_STATED EXERCISE:_ Return the entries below verbatim, from the line containing "what elements are" through the line containing "- susy-header: SU(5)", both included, and omit the pictures.

_RECORD EXCERPTS:_
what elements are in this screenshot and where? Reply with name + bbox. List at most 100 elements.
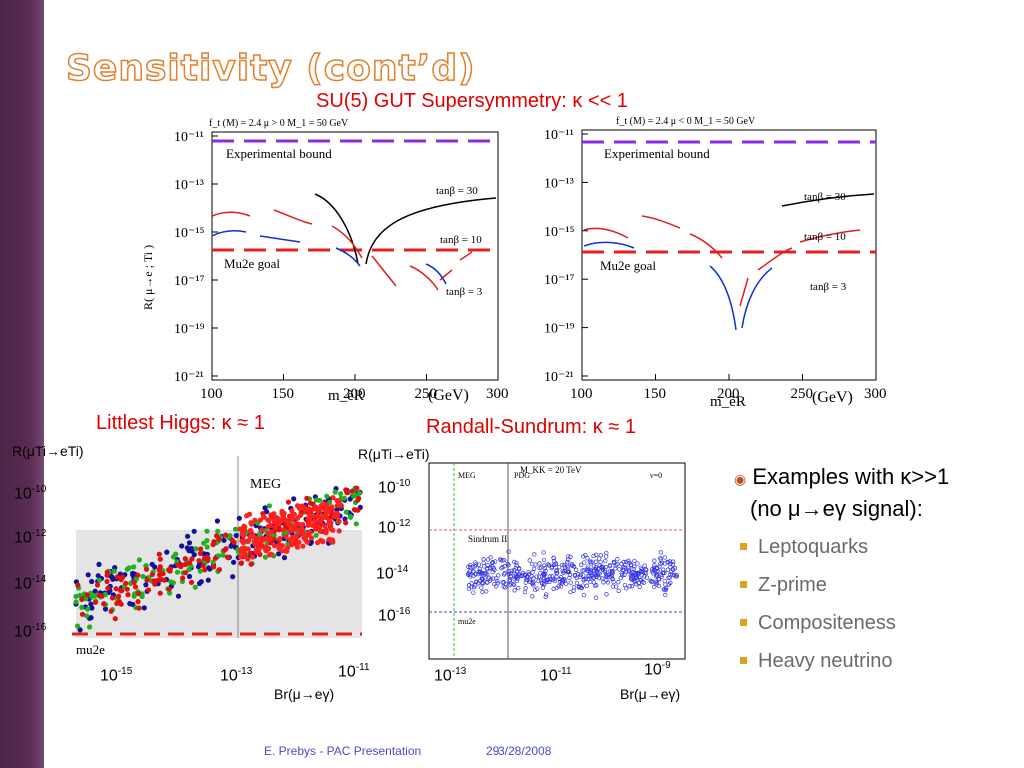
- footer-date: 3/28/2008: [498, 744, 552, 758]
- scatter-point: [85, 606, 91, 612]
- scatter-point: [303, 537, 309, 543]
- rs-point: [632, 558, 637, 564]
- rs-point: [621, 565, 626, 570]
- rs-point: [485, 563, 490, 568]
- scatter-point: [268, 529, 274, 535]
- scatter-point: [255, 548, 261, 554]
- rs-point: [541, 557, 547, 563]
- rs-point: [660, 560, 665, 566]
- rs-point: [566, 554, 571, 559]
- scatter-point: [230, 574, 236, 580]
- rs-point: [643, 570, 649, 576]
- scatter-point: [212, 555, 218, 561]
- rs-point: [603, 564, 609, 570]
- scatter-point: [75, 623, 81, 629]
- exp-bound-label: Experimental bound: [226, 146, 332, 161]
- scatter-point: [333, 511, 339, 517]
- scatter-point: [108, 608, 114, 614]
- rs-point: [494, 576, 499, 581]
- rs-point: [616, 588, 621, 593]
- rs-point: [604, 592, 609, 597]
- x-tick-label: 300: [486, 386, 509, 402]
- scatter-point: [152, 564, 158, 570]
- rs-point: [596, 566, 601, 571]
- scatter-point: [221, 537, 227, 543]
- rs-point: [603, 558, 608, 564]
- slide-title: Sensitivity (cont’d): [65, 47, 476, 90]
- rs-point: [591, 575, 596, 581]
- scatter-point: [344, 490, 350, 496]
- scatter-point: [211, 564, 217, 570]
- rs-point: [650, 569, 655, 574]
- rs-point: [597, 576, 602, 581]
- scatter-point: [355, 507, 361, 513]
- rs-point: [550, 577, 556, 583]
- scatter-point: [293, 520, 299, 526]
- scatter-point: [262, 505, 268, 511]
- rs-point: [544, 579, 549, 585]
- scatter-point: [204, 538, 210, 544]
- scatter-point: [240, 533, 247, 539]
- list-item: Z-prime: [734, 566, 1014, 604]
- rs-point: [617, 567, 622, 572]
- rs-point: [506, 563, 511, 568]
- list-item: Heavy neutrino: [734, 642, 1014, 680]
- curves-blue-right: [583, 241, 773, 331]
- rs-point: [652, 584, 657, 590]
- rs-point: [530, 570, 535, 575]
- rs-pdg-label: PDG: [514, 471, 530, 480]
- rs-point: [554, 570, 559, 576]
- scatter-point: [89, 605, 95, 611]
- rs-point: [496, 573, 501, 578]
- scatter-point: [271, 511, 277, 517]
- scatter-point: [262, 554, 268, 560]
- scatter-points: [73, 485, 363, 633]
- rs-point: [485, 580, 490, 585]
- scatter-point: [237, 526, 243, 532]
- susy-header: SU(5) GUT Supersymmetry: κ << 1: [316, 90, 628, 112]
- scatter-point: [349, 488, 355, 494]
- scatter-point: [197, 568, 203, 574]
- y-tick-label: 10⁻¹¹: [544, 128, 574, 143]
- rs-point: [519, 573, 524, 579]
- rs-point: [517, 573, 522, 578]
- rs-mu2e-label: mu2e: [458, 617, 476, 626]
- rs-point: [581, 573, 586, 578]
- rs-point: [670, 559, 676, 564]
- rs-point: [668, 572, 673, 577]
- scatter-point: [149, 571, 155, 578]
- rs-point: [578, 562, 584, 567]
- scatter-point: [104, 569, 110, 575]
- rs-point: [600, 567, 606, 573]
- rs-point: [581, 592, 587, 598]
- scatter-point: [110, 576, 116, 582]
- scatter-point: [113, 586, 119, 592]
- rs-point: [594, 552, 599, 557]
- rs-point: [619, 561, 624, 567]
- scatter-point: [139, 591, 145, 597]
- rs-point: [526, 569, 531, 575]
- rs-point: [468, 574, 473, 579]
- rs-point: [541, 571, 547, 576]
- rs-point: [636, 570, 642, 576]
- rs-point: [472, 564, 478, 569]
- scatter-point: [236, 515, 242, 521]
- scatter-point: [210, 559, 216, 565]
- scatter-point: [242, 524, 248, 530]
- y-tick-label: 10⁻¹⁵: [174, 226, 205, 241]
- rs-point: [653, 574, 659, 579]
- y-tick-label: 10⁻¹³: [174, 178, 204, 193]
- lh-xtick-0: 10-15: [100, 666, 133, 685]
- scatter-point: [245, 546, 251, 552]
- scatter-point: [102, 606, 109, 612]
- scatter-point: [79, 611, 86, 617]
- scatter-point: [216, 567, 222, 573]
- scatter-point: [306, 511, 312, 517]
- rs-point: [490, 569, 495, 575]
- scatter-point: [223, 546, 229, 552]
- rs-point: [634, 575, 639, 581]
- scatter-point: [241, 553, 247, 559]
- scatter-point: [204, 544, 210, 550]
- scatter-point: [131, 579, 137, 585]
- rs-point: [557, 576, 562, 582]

---

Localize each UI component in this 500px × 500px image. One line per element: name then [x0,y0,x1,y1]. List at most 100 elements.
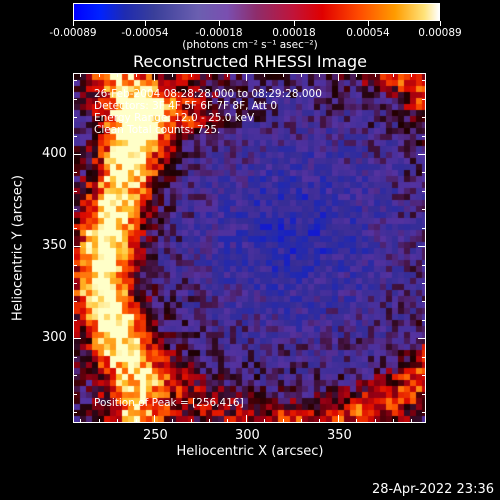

_EXERCISE RESPONSE:_
what elements are in this screenshot and where? Reply with name + bbox. List at most 100 elements.
- footer-date: 3/28/2008: [498, 744, 552, 758]
- scatter-point: [85, 606, 91, 612]
- scatter-point: [303, 537, 309, 543]
- rs-point: [632, 558, 637, 564]
- rs-point: [621, 565, 626, 570]
- rs-point: [485, 563, 490, 568]
- scatter-point: [268, 529, 274, 535]
- scatter-point: [255, 548, 261, 554]
- rs-point: [541, 557, 547, 563]
- rs-point: [660, 560, 665, 566]
- rs-point: [566, 554, 571, 559]
- scatter-point: [230, 574, 236, 580]
- rs-point: [643, 570, 649, 576]
- scatter-point: [212, 555, 218, 561]
- rs-point: [603, 564, 609, 570]
- scatter-point: [75, 623, 81, 629]
- exp-bound-label: Experimental bound: [226, 146, 332, 161]
- scatter-point: [333, 511, 339, 517]
- scatter-point: [108, 608, 114, 614]
- rs-point: [494, 576, 499, 581]
- rs-point: [616, 588, 621, 593]
- rs-point: [604, 592, 609, 597]
- x-tick-label: 300: [486, 386, 509, 402]
- scatter-point: [152, 564, 158, 570]
- rs-point: [596, 566, 601, 571]
- scatter-point: [221, 537, 227, 543]
- rs-point: [603, 558, 608, 564]
- slide-title: Sensitivity (cont’d): [65, 47, 476, 90]
- rs-point: [591, 575, 596, 581]
- scatter-point: [344, 490, 350, 496]
- scatter-point: [211, 564, 217, 570]
- rs-point: [650, 569, 655, 574]
- rs-point: [597, 576, 602, 581]
- scatter-point: [355, 507, 361, 513]
- rs-point: [550, 577, 556, 583]
- scatter-point: [293, 520, 299, 526]
- scatter-point: [262, 505, 268, 511]
- rs-point: [544, 579, 549, 585]
- scatter-point: [204, 538, 210, 544]
- scatter-point: [240, 533, 247, 539]
- list-item: Z-prime: [734, 566, 1014, 604]
- rs-point: [617, 567, 622, 572]
- rs-point: [506, 563, 511, 568]
- list-item: Heavy neutrino: [734, 642, 1014, 680]
- curves-blue-right: [583, 241, 773, 331]
- rs-point: [652, 584, 657, 590]
- rs-point: [530, 570, 535, 575]
- rs-pdg-label: PDG: [514, 471, 530, 480]
- rs-point: [554, 570, 559, 576]
- scatter-point: [89, 605, 95, 611]
- rs-point: [496, 573, 501, 578]
- scatter-point: [271, 511, 277, 517]
- scatter-point: [262, 554, 268, 560]
- scatter-points: [73, 485, 363, 633]
- rs-point: [485, 580, 490, 585]
- scatter-point: [237, 526, 243, 532]
- susy-header: SU(5) GUT Supersymmetry: κ << 1: [316, 90, 628, 112]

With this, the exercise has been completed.